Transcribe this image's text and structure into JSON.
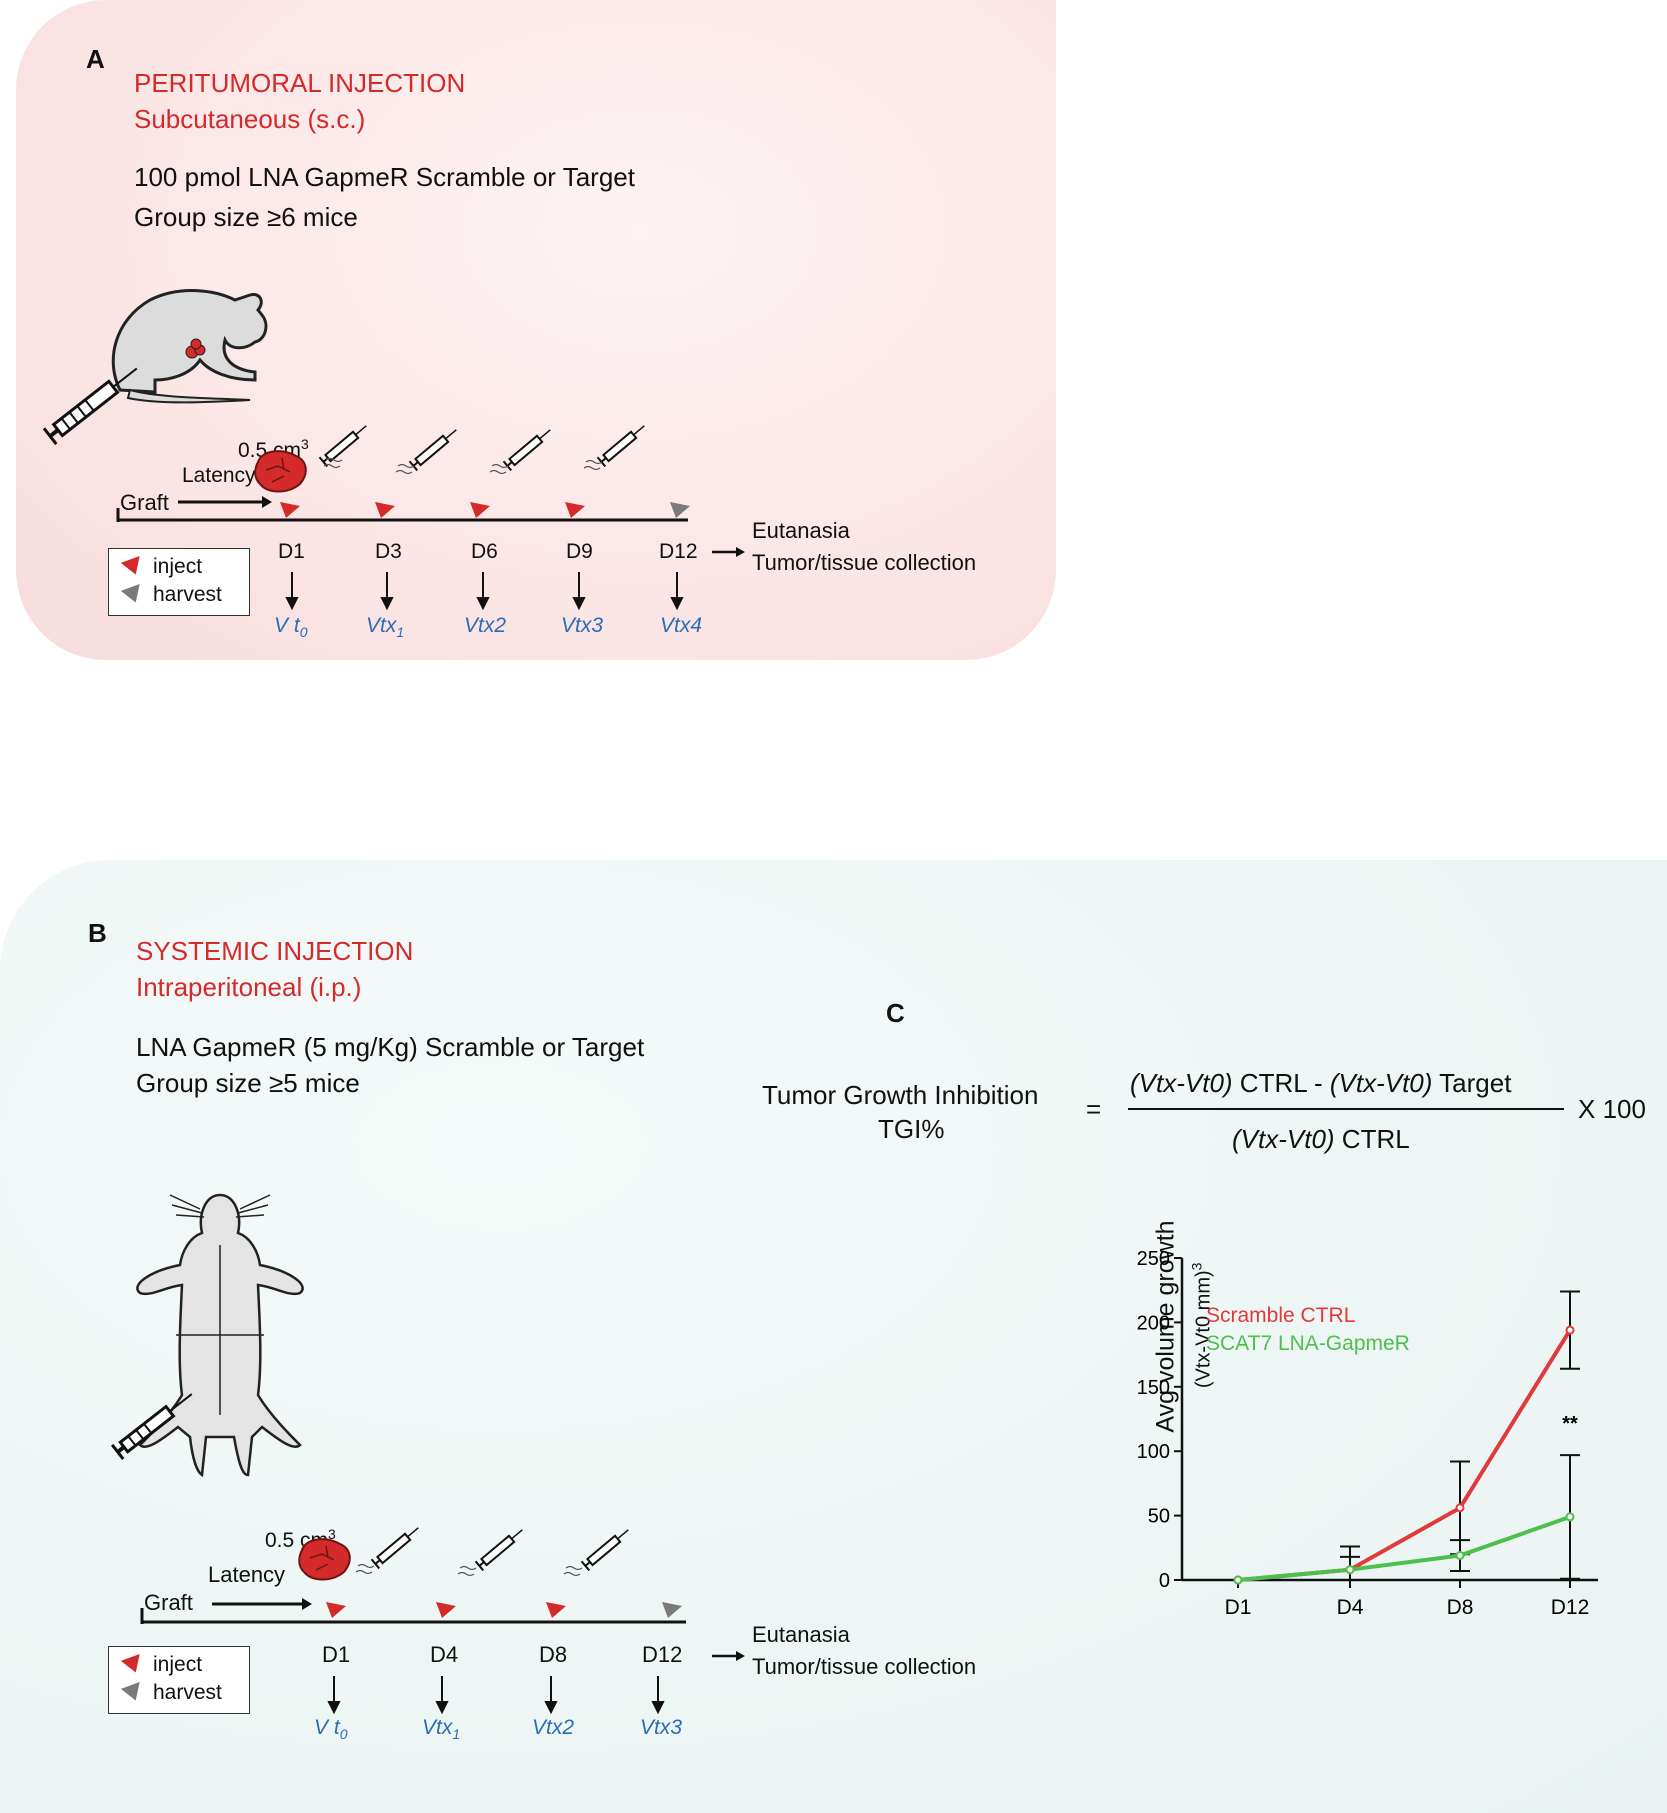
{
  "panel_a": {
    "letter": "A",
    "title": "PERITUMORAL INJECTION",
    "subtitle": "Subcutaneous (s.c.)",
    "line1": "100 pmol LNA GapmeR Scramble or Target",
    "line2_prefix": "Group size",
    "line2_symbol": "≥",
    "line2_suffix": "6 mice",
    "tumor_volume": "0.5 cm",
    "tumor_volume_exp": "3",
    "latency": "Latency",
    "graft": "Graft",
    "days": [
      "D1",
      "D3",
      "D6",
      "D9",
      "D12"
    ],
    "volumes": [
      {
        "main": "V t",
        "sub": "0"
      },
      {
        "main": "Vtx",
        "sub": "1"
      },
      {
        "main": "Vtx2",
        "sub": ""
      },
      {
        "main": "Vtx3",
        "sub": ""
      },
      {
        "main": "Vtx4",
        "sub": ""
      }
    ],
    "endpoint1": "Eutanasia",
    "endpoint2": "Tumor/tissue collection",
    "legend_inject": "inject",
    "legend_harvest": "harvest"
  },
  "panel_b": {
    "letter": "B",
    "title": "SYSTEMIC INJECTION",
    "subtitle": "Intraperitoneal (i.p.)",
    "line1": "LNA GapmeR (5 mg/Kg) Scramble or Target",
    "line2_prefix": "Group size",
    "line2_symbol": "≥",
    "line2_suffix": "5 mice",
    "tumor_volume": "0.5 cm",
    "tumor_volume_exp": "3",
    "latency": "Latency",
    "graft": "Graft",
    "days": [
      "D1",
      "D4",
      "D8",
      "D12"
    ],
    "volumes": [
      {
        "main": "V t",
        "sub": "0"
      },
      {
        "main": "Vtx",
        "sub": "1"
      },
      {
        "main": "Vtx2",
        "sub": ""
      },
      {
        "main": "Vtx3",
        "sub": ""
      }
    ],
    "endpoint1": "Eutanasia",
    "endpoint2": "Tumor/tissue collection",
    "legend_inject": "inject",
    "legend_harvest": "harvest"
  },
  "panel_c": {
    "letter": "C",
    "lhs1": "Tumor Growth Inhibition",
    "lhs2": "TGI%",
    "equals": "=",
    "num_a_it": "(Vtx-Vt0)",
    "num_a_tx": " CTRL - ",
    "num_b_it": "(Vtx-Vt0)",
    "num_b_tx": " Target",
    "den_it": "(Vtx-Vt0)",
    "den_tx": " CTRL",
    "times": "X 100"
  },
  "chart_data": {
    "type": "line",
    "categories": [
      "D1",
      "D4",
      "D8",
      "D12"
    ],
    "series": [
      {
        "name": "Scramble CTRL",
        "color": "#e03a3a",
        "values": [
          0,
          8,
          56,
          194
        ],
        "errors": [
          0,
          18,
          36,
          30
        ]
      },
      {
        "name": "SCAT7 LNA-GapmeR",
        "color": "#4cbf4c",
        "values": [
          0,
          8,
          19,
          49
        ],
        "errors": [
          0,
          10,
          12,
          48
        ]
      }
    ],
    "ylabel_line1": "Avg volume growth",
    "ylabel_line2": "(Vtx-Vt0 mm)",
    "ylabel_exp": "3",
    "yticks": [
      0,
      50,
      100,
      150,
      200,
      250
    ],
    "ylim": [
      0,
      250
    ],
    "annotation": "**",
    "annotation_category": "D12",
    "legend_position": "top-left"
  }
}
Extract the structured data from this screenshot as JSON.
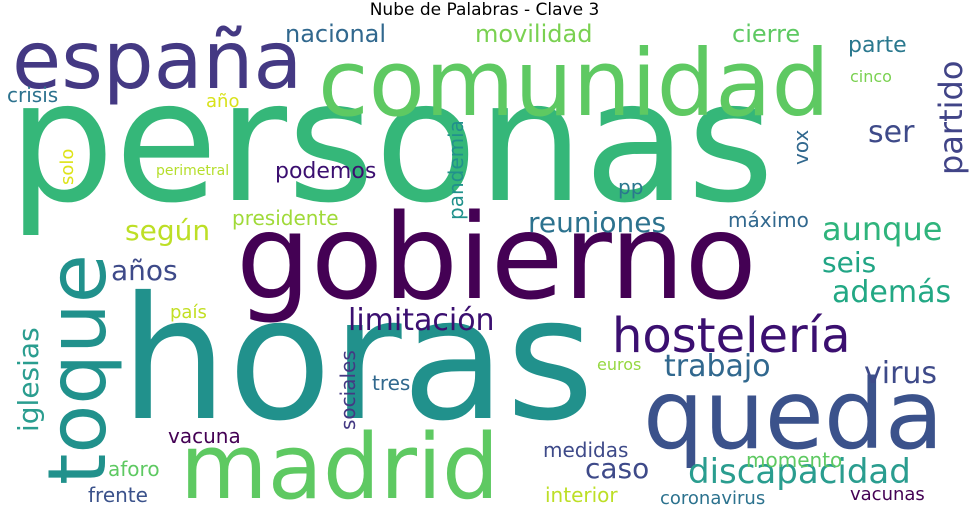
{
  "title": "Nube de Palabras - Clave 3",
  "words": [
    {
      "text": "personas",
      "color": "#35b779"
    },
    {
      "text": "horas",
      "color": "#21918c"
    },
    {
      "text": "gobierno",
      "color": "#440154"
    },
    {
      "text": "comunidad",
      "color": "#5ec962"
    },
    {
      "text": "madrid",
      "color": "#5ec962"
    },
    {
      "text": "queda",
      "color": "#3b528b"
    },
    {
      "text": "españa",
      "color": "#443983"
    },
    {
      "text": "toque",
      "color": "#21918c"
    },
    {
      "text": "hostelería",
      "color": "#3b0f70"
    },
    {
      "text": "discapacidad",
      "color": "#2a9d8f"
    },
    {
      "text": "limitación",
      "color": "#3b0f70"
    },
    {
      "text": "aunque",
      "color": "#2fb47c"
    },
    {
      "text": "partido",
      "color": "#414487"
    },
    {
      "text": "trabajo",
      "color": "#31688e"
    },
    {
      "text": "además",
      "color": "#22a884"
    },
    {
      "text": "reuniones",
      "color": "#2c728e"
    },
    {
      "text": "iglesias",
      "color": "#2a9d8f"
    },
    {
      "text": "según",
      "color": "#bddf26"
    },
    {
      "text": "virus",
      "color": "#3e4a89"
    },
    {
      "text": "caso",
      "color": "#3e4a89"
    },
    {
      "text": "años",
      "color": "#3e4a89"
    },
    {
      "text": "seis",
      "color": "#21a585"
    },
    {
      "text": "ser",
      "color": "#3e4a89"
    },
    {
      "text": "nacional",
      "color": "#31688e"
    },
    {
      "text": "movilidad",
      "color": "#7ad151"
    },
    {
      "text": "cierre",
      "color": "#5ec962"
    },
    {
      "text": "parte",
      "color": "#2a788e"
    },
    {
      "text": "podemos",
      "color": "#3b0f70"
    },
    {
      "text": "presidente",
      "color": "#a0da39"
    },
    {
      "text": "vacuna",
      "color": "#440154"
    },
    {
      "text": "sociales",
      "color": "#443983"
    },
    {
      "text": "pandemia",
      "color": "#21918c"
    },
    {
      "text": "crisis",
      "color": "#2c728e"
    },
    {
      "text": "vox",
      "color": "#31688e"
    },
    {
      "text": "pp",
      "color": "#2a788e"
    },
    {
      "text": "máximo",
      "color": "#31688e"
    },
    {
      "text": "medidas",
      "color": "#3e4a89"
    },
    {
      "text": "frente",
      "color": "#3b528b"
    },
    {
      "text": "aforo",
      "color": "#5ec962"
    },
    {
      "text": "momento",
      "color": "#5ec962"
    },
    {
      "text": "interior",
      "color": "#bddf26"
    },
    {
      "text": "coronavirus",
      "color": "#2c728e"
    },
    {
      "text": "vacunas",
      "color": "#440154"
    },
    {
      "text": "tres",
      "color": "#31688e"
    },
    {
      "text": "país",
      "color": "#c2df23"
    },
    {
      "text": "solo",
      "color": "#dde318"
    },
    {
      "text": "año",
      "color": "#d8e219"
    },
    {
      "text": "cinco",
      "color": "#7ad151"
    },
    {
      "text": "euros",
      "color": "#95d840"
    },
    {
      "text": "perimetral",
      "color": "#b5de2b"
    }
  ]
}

◇ ◇ ◇ ◇ ◇ ◇ ◇

REQUIRED WORK | Some lines in the records may hold "Target"; state how many do, and give no more than that number.

SOLUTION TO THIS TASK | 3